| Exercise objective |
Reproduce all of the data below without alteration; exclude every picture.

□ □ □ □ □

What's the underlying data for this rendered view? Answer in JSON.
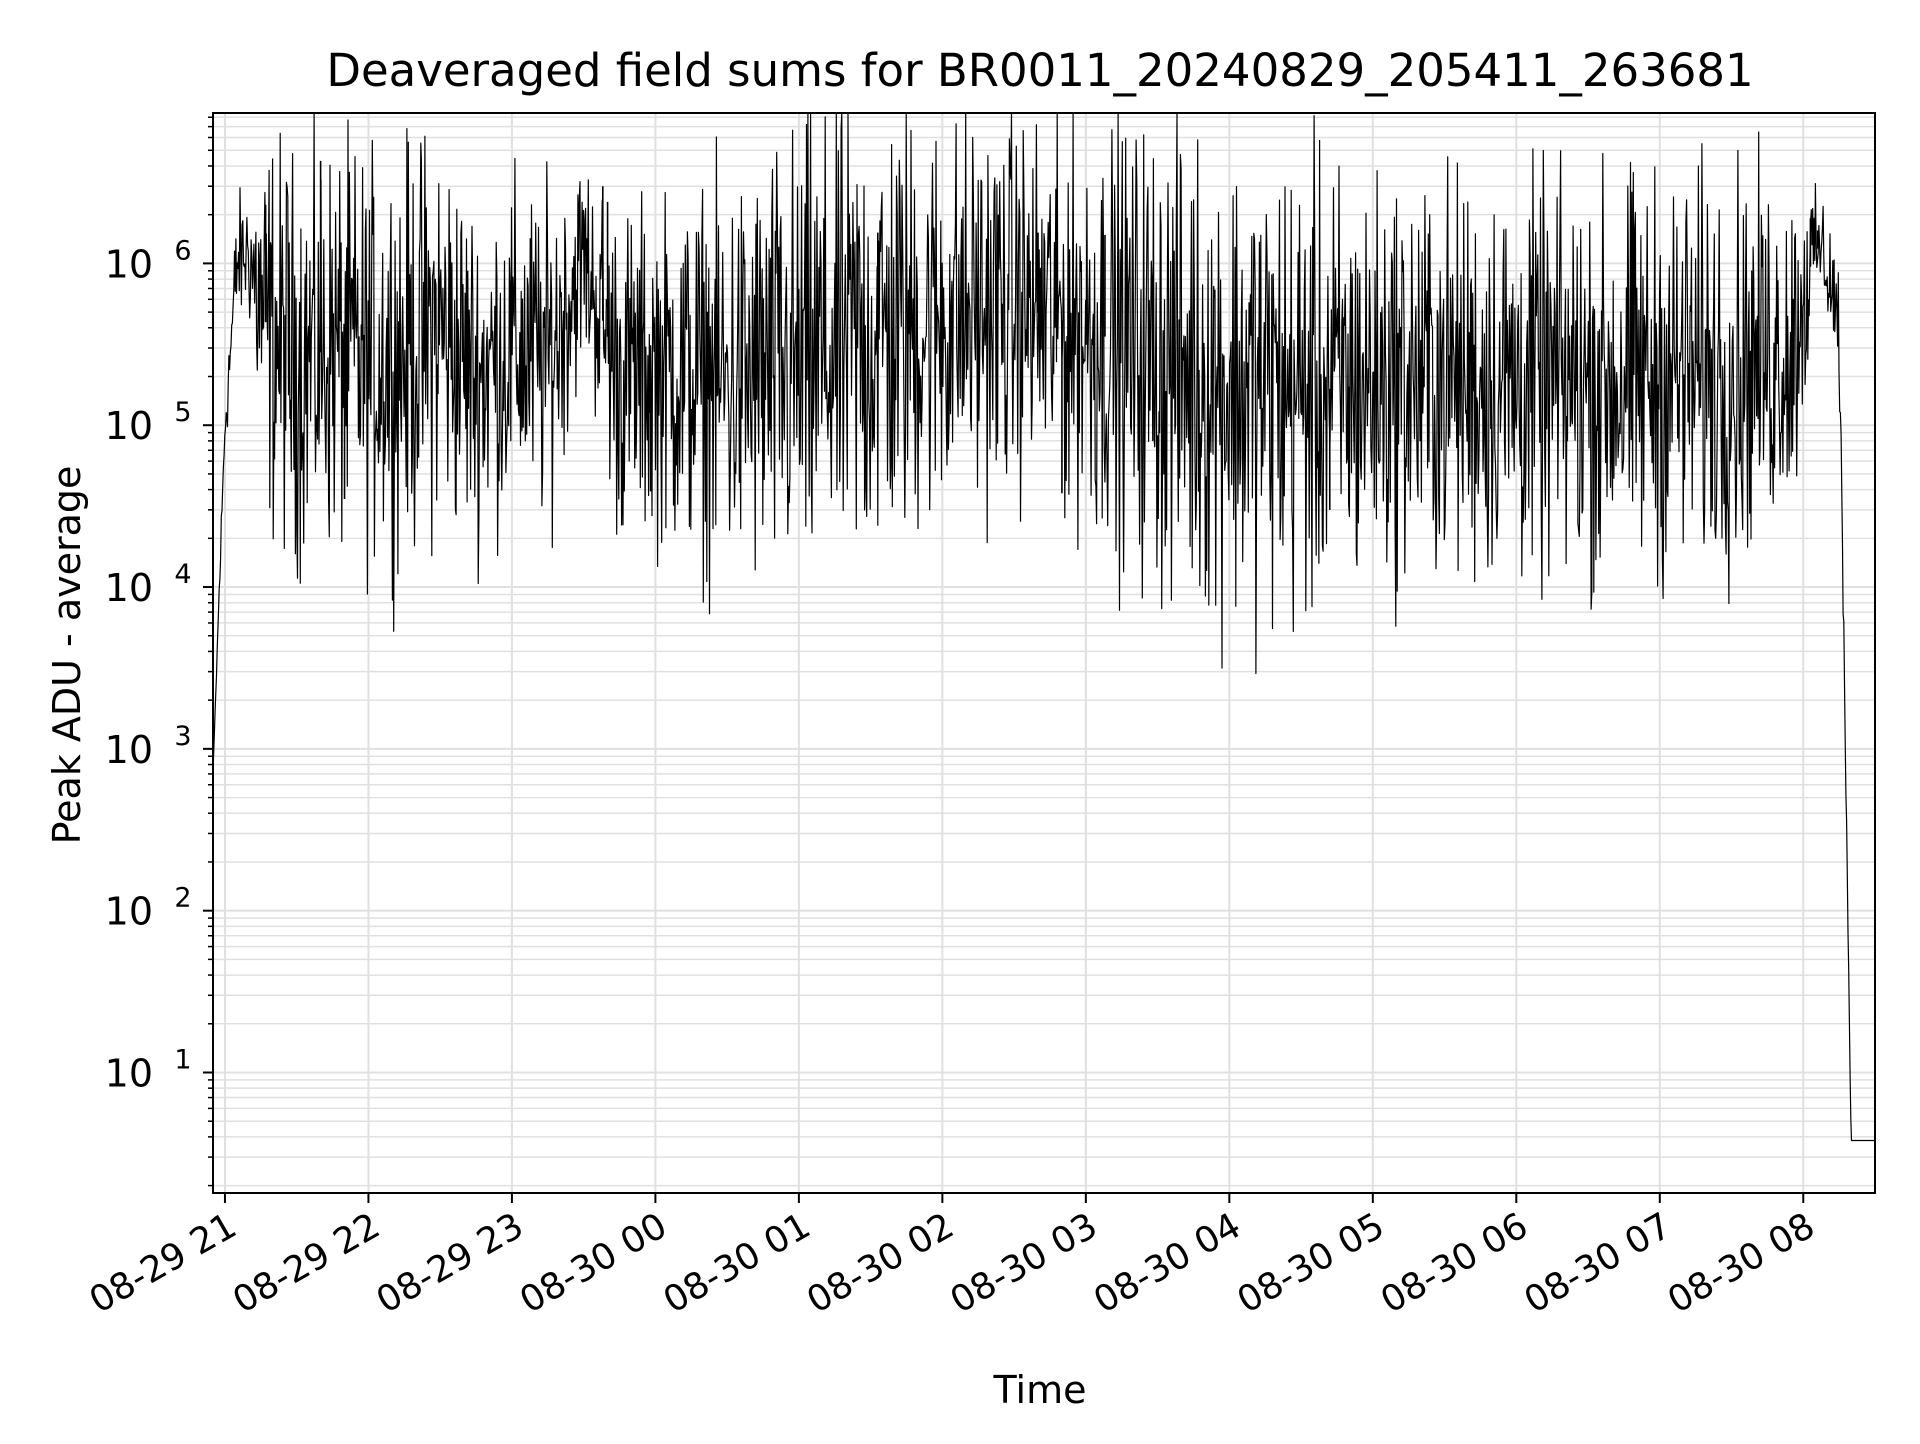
{
  "chart_data": {
    "type": "line",
    "title": "Deaveraged field sums for BR0011_20240829_205411_263681",
    "xlabel": "Time",
    "ylabel": "Peak ADU - average",
    "yscale": "log",
    "ylim": [
      1.8,
      8500000
    ],
    "xlim": [
      "2024-08-29 20:55",
      "2024-08-30 08:30"
    ],
    "x_tick_labels": [
      "08-29 21",
      "08-29 22",
      "08-29 23",
      "08-30 00",
      "08-30 01",
      "08-30 02",
      "08-30 03",
      "08-30 04",
      "08-30 05",
      "08-30 06",
      "08-30 07",
      "08-30 08"
    ],
    "x_tick_values": [
      "2024-08-29 21:00",
      "2024-08-29 22:00",
      "2024-08-29 23:00",
      "2024-08-30 00:00",
      "2024-08-30 01:00",
      "2024-08-30 02:00",
      "2024-08-30 03:00",
      "2024-08-30 04:00",
      "2024-08-30 05:00",
      "2024-08-30 06:00",
      "2024-08-30 07:00",
      "2024-08-30 08:00"
    ],
    "y_tick_labels": [
      {
        "base": "10",
        "exp": "1",
        "value": 10
      },
      {
        "base": "10",
        "exp": "2",
        "value": 100
      },
      {
        "base": "10",
        "exp": "3",
        "value": 1000
      },
      {
        "base": "10",
        "exp": "4",
        "value": 10000
      },
      {
        "base": "10",
        "exp": "5",
        "value": 100000
      },
      {
        "base": "10",
        "exp": "6",
        "value": 1000000
      }
    ],
    "grid": true,
    "line_color": "#000000",
    "grid_color": "#e0e0e0",
    "envelope": {
      "x": [
        "2024-08-29 20:55",
        "2024-08-29 21:00",
        "2024-08-29 21:05",
        "2024-08-29 21:10",
        "2024-08-29 21:15",
        "2024-08-29 21:20",
        "2024-08-29 21:30",
        "2024-08-29 21:45",
        "2024-08-29 22:00",
        "2024-08-29 22:15",
        "2024-08-29 22:30",
        "2024-08-29 22:45",
        "2024-08-29 23:00",
        "2024-08-29 23:15",
        "2024-08-29 23:30",
        "2024-08-29 23:45",
        "2024-08-30 00:00",
        "2024-08-30 00:30",
        "2024-08-30 01:00",
        "2024-08-30 01:30",
        "2024-08-30 02:00",
        "2024-08-30 02:30",
        "2024-08-30 03:00",
        "2024-08-30 03:30",
        "2024-08-30 04:00",
        "2024-08-30 04:30",
        "2024-08-30 05:00",
        "2024-08-30 05:30",
        "2024-08-30 06:00",
        "2024-08-30 06:30",
        "2024-08-30 07:00",
        "2024-08-30 07:30",
        "2024-08-30 07:55",
        "2024-08-30 08:00",
        "2024-08-30 08:05",
        "2024-08-30 08:10",
        "2024-08-30 08:15",
        "2024-08-30 08:20",
        "2024-08-30 08:30"
      ],
      "center": [
        700,
        100000,
        1000000,
        1200000,
        500000,
        350000,
        250000,
        300000,
        250000,
        280000,
        400000,
        200000,
        300000,
        250000,
        1100000,
        200000,
        220000,
        180000,
        220000,
        350000,
        450000,
        550000,
        400000,
        250000,
        180000,
        160000,
        180000,
        200000,
        180000,
        180000,
        200000,
        220000,
        300000,
        600000,
        1300000,
        1000000,
        400000,
        3.8,
        3.8
      ],
      "spread": [
        0,
        0.1,
        0.2,
        0.2,
        0.5,
        0.6,
        0.6,
        0.6,
        0.6,
        0.6,
        0.6,
        0.5,
        0.5,
        0.5,
        0.3,
        0.5,
        0.5,
        0.6,
        0.7,
        0.7,
        0.6,
        0.55,
        0.6,
        0.7,
        0.7,
        0.7,
        0.6,
        0.6,
        0.6,
        0.6,
        0.6,
        0.6,
        0.5,
        0.4,
        0.15,
        0.2,
        0.2,
        0,
        0
      ]
    },
    "spikes": [
      {
        "x": "2024-08-29 21:40",
        "y": 4300000
      },
      {
        "x": "2024-08-29 21:17",
        "y": 2300000
      },
      {
        "x": "2024-08-29 23:38",
        "y": 3000000
      },
      {
        "x": "2024-08-29 23:40",
        "y": 2400000
      },
      {
        "x": "2024-08-30 01:33",
        "y": 1550000
      },
      {
        "x": "2024-08-30 02:23",
        "y": 1550000
      },
      {
        "x": "2024-08-30 02:40",
        "y": 1550000
      },
      {
        "x": "2024-08-30 03:08",
        "y": 1500000
      },
      {
        "x": "2024-08-30 08:03",
        "y": 1900000
      },
      {
        "x": "2024-08-30 08:06",
        "y": 1600000
      },
      {
        "x": "2024-08-29 21:50",
        "y": 35000
      },
      {
        "x": "2024-08-30 04:42",
        "y": 30000
      },
      {
        "x": "2024-08-30 04:50",
        "y": 33000
      },
      {
        "x": "2024-08-30 02:50",
        "y": 38000
      },
      {
        "x": "2024-08-29 23:58",
        "y": 39000
      }
    ]
  }
}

□ □ □ □ □

| Result of the task |
What's the underlying data for this rendered view? Answer in JSON.
{
  "chart_data": {
    "type": "line",
    "title": "Deaveraged field sums for BR0011_20240829_205411_263681",
    "xlabel": "Time",
    "ylabel": "Peak ADU - average",
    "yscale": "log",
    "ylim": [
      1.8,
      8500000
    ],
    "xlim": [
      "2024-08-29 20:55",
      "2024-08-30 08:30"
    ],
    "x_tick_labels": [
      "08-29 21",
      "08-29 22",
      "08-29 23",
      "08-30 00",
      "08-30 01",
      "08-30 02",
      "08-30 03",
      "08-30 04",
      "08-30 05",
      "08-30 06",
      "08-30 07",
      "08-30 08"
    ],
    "x_tick_values": [
      "2024-08-29 21:00",
      "2024-08-29 22:00",
      "2024-08-29 23:00",
      "2024-08-30 00:00",
      "2024-08-30 01:00",
      "2024-08-30 02:00",
      "2024-08-30 03:00",
      "2024-08-30 04:00",
      "2024-08-30 05:00",
      "2024-08-30 06:00",
      "2024-08-30 07:00",
      "2024-08-30 08:00"
    ],
    "y_tick_labels": [
      {
        "base": "10",
        "exp": "1",
        "value": 10
      },
      {
        "base": "10",
        "exp": "2",
        "value": 100
      },
      {
        "base": "10",
        "exp": "3",
        "value": 1000
      },
      {
        "base": "10",
        "exp": "4",
        "value": 10000
      },
      {
        "base": "10",
        "exp": "5",
        "value": 100000
      },
      {
        "base": "10",
        "exp": "6",
        "value": 1000000
      }
    ],
    "grid": true,
    "line_color": "#000000",
    "grid_color": "#e0e0e0",
    "envelope": {
      "x": [
        "2024-08-29 20:55",
        "2024-08-29 21:00",
        "2024-08-29 21:05",
        "2024-08-29 21:10",
        "2024-08-29 21:15",
        "2024-08-29 21:20",
        "2024-08-29 21:30",
        "2024-08-29 21:45",
        "2024-08-29 22:00",
        "2024-08-29 22:15",
        "2024-08-29 22:30",
        "2024-08-29 22:45",
        "2024-08-29 23:00",
        "2024-08-29 23:15",
        "2024-08-29 23:30",
        "2024-08-29 23:45",
        "2024-08-30 00:00",
        "2024-08-30 00:30",
        "2024-08-30 01:00",
        "2024-08-30 01:30",
        "2024-08-30 02:00",
        "2024-08-30 02:30",
        "2024-08-30 03:00",
        "2024-08-30 03:30",
        "2024-08-30 04:00",
        "2024-08-30 04:30",
        "2024-08-30 05:00",
        "2024-08-30 05:30",
        "2024-08-30 06:00",
        "2024-08-30 06:30",
        "2024-08-30 07:00",
        "2024-08-30 07:30",
        "2024-08-30 07:55",
        "2024-08-30 08:00",
        "2024-08-30 08:05",
        "2024-08-30 08:10",
        "2024-08-30 08:15",
        "2024-08-30 08:20",
        "2024-08-30 08:30"
      ],
      "center": [
        700,
        100000,
        1000000,
        1200000,
        500000,
        350000,
        250000,
        300000,
        250000,
        280000,
        400000,
        200000,
        300000,
        250000,
        1100000,
        200000,
        220000,
        180000,
        220000,
        350000,
        450000,
        550000,
        400000,
        250000,
        180000,
        160000,
        180000,
        200000,
        180000,
        180000,
        200000,
        220000,
        300000,
        600000,
        1300000,
        1000000,
        400000,
        3.8,
        3.8
      ],
      "spread": [
        0,
        0.1,
        0.2,
        0.2,
        0.5,
        0.6,
        0.6,
        0.6,
        0.6,
        0.6,
        0.6,
        0.5,
        0.5,
        0.5,
        0.3,
        0.5,
        0.5,
        0.6,
        0.7,
        0.7,
        0.6,
        0.55,
        0.6,
        0.7,
        0.7,
        0.7,
        0.6,
        0.6,
        0.6,
        0.6,
        0.6,
        0.6,
        0.5,
        0.4,
        0.15,
        0.2,
        0.2,
        0,
        0
      ]
    },
    "spikes": [
      {
        "x": "2024-08-29 21:40",
        "y": 4300000
      },
      {
        "x": "2024-08-29 21:17",
        "y": 2300000
      },
      {
        "x": "2024-08-29 23:38",
        "y": 3000000
      },
      {
        "x": "2024-08-29 23:40",
        "y": 2400000
      },
      {
        "x": "2024-08-30 01:33",
        "y": 1550000
      },
      {
        "x": "2024-08-30 02:23",
        "y": 1550000
      },
      {
        "x": "2024-08-30 02:40",
        "y": 1550000
      },
      {
        "x": "2024-08-30 03:08",
        "y": 1500000
      },
      {
        "x": "2024-08-30 08:03",
        "y": 1900000
      },
      {
        "x": "2024-08-30 08:06",
        "y": 1600000
      },
      {
        "x": "2024-08-29 21:50",
        "y": 35000
      },
      {
        "x": "2024-08-30 04:42",
        "y": 30000
      },
      {
        "x": "2024-08-30 04:50",
        "y": 33000
      },
      {
        "x": "2024-08-30 02:50",
        "y": 38000
      },
      {
        "x": "2024-08-29 23:58",
        "y": 39000
      }
    ]
  }
}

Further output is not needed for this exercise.